**What is expected**
Return each line below that contains the string "uppgifter".

**Saved entries**
╔══

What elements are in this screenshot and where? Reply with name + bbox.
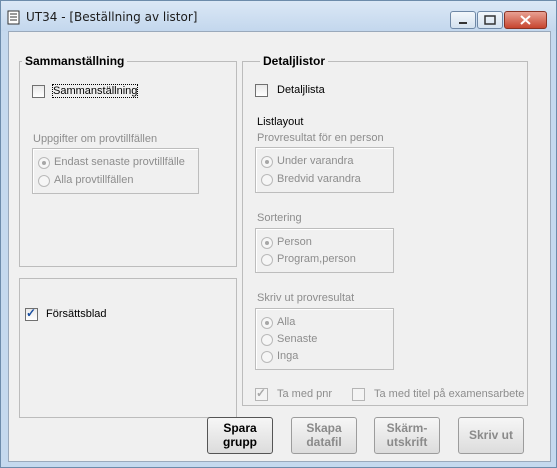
client-area: Sammanställning Sammanställning Uppgifte…	[8, 31, 551, 462]
detaljlista-checkbox[interactable]	[255, 84, 268, 97]
document-icon	[7, 10, 20, 25]
forsattsblad-label: Försättsblad	[46, 308, 107, 320]
spara-grupp-line2: grupp	[223, 435, 257, 449]
radio-under-varandra[interactable]	[261, 156, 273, 168]
radio-under-varandra-label: Under varandra	[277, 155, 354, 167]
listlayout-label: Listlayout	[257, 116, 304, 128]
close-icon	[520, 15, 531, 25]
skarmutskrift-line1: Skärm-	[386, 421, 428, 435]
restore-icon	[484, 15, 496, 25]
forsattsblad-group: Försättsblad	[19, 278, 237, 418]
spara-grupp-button[interactable]: Spara grupp	[207, 417, 273, 454]
radio-endast-senaste[interactable]	[38, 157, 50, 169]
ta-med-titel-checkbox[interactable]	[352, 388, 365, 401]
detaljlista-label: Detaljlista	[277, 84, 325, 96]
window-title: UT34 - [Beställning av listor]	[26, 10, 198, 24]
ta-med-pnr-label: Ta med pnr	[277, 388, 333, 400]
skriv-ut-label: Skriv ut	[468, 428, 513, 442]
minimize-icon	[459, 22, 467, 24]
spara-grupp-line1: Spara	[223, 421, 257, 435]
title-bar[interactable]: UT34 - [Beställning av listor]	[1, 1, 556, 31]
radio-inga[interactable]	[261, 351, 273, 363]
skarmutskrift-line2: utskrift	[386, 435, 428, 449]
radio-person[interactable]	[261, 237, 273, 249]
minimize-button[interactable]	[450, 11, 476, 29]
radio-senaste[interactable]	[261, 334, 273, 346]
skapa-datafil-button[interactable]: Skapa datafil	[291, 417, 357, 454]
sammanstallning-group-title: Sammanställning	[22, 54, 128, 68]
skapa-datafil-line1: Skapa	[306, 421, 342, 435]
ta-med-pnr-checkbox[interactable]	[255, 386, 268, 401]
radio-alla-provtillfallen[interactable]	[38, 175, 50, 187]
sortering-label: Sortering	[257, 212, 302, 224]
maximize-button[interactable]	[477, 11, 503, 29]
radio-alla[interactable]	[261, 317, 273, 329]
skriv-ut-button[interactable]: Skriv ut	[458, 417, 524, 454]
radio-bredvid-varandra-label: Bredvid varandra	[277, 173, 361, 185]
uppgifter-label: Uppgifter om provtillfällen	[33, 133, 158, 145]
provresultat-options-box: Under varandra Bredvid varandra	[255, 147, 394, 193]
app-window: UT34 - [Beställning av listor] Sammanstä…	[0, 0, 557, 468]
sammanstallning-checkbox[interactable]	[32, 85, 45, 98]
radio-senaste-label: Senaste	[277, 333, 318, 345]
sammanstallning-group: Sammanställning Sammanställning Uppgifte…	[19, 54, 237, 267]
ta-med-titel-label: Ta med titel på examensarbete	[374, 388, 525, 400]
uppgifter-options-box: Endast senaste provtillfälle Alla provti…	[32, 148, 199, 194]
radio-bredvid-varandra[interactable]	[261, 174, 273, 186]
skriv-ut-options-box: Alla Senaste Inga	[255, 308, 394, 370]
close-button[interactable]	[504, 11, 547, 29]
radio-inga-label: Inga	[277, 350, 299, 362]
radio-program-person[interactable]	[261, 254, 273, 266]
skriv-ut-provresultat-label: Skriv ut provresultat	[257, 292, 355, 304]
sortering-options-box: Person Program,person	[255, 228, 394, 273]
radio-program-person-label: Program,person	[277, 253, 356, 265]
radio-alla-label: Alla	[277, 316, 296, 328]
detaljlistor-group-title: Detaljlistor	[260, 54, 329, 68]
provresultat-label: Provresultat för en person	[257, 132, 384, 144]
radio-alla-provtillfallen-label: Alla provtillfällen	[54, 174, 134, 186]
radio-endast-senaste-label: Endast senaste provtillfälle	[54, 156, 185, 168]
skarmutskrift-button[interactable]: Skärm- utskrift	[374, 417, 440, 454]
forsattsblad-checkbox[interactable]	[25, 306, 38, 321]
skapa-datafil-line2: datafil	[306, 435, 342, 449]
sammanstallning-checkbox-label[interactable]: Sammanställning	[51, 84, 139, 98]
detaljlistor-group: Detaljlistor Detaljlista Listlayout Prov…	[242, 54, 528, 406]
radio-person-label: Person	[277, 236, 312, 248]
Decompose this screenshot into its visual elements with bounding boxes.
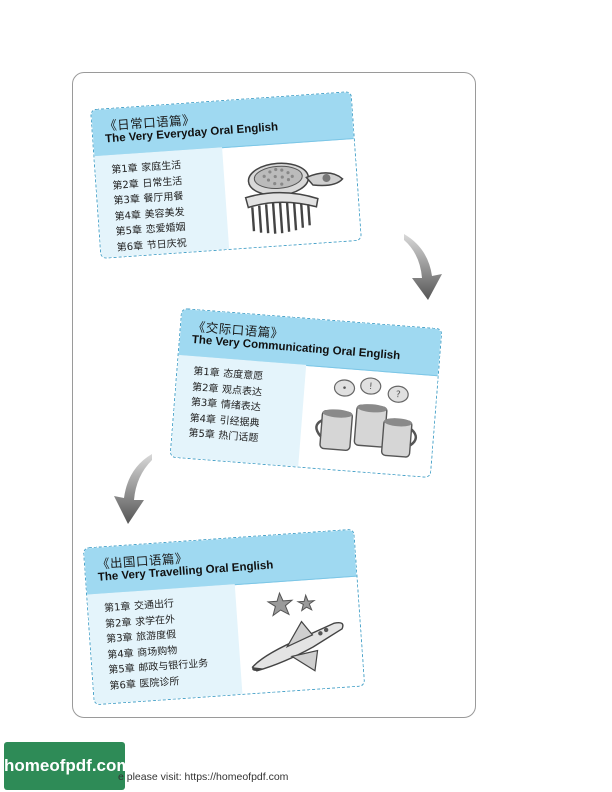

╚══

**Solution to the problem**
uppgifter-label: Uppgifter om provtillfällen	[33, 133, 158, 145]
uppgifter-options-box: Endast senaste provtillfälle Alla provti…	[32, 148, 199, 194]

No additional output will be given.